_What the task requires_. Repeat the whole of the data, keeping every detail the same.

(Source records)
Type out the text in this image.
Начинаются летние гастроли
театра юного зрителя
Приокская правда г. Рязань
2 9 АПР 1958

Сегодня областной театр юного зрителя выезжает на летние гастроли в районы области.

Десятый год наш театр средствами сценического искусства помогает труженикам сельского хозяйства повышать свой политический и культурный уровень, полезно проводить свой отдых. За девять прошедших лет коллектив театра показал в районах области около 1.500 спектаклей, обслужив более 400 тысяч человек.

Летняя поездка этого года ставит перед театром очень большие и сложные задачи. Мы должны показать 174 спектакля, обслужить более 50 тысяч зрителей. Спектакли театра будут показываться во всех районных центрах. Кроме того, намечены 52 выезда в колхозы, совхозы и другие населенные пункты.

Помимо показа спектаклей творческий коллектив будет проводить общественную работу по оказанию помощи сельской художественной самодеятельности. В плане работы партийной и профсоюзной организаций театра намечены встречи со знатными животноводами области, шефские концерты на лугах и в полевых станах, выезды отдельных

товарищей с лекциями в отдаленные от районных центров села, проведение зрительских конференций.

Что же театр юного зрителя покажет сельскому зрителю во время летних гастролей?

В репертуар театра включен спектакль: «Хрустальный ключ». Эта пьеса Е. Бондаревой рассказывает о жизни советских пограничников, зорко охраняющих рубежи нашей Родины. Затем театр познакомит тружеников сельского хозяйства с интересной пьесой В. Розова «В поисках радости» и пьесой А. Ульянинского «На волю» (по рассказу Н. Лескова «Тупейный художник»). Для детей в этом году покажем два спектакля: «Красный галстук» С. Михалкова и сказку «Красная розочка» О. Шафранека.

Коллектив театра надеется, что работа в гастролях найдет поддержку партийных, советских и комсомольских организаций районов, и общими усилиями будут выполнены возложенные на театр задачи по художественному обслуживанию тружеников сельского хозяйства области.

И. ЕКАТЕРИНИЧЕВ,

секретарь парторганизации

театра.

_Written response_.
Type out the text in this image.
Начинаются летние гастроли
театра юного зрителя
Приокская правда г. Рязань
2 9 АПР 1958

Сегодня областной театр юного зрителя выезжает на летние гастроли в районы области.

Десятый год наш театр средствами сценического искусства помогает труженикам сельского хозяйства повышать свой политический и культурный уровень, полезно проводить свой отдых. За девять прошедших лет коллектив театра показал в районах области около 1.500 спектаклей, обслужив более 400 тысяч человек.

Летняя поездка этого года ставит перед театром очень большие и сложные задачи. Мы должны показать 174 спектакля, обслужить более 50 тысяч зрителей. Спектакли театра будут показываться во всех районных центрах. Кроме того, намечены 52 выезда в колхозы, совхозы и другие населенные пункты.

Помимо показа спектаклей творческий коллектив будет проводить общественную работу по оказанию помощи сельской художественной самодеятельности. В плане работы партийной и профсоюзной организаций театра намечены встречи со знатными животноводами области, шефские концерты на лугах и в полевых станах, выезды отдельных

товарищей с лекциями в отдаленные от районных центров села, проведение зрительских конференций.

Что же театр юного зрителя покажет сельскому зрителю во время летних гастролей?

В репертуар театра включен спектакль: «Хрустальный ключ». Эта пьеса Е. Бондаревой рассказывает о жизни советских пограничников, зорко охраняющих рубежи нашей Родины. Затем театр познакомит тружеников сельского хозяйства с интересной пьесой В. Розова «В поисках радости» и пьесой А. Ульянинского «На волю» (по рассказу Н. Лескова «Тупейный художник»). Для детей в этом году покажем два спектакля: «Красный галстук» С. Михалкова и сказку «Красная розочка» О. Шафранека.

Коллектив театра надеется, что работа в гастролях найдет поддержку партийных, советских и комсомольских организаций районов, и общими усилиями будут выполнены возложенные на театр задачи по художественному обслуживанию тружеников сельского хозяйства области.

И. ЕКАТЕРИНИЧЕВ,

секретарь парторганизации

театра.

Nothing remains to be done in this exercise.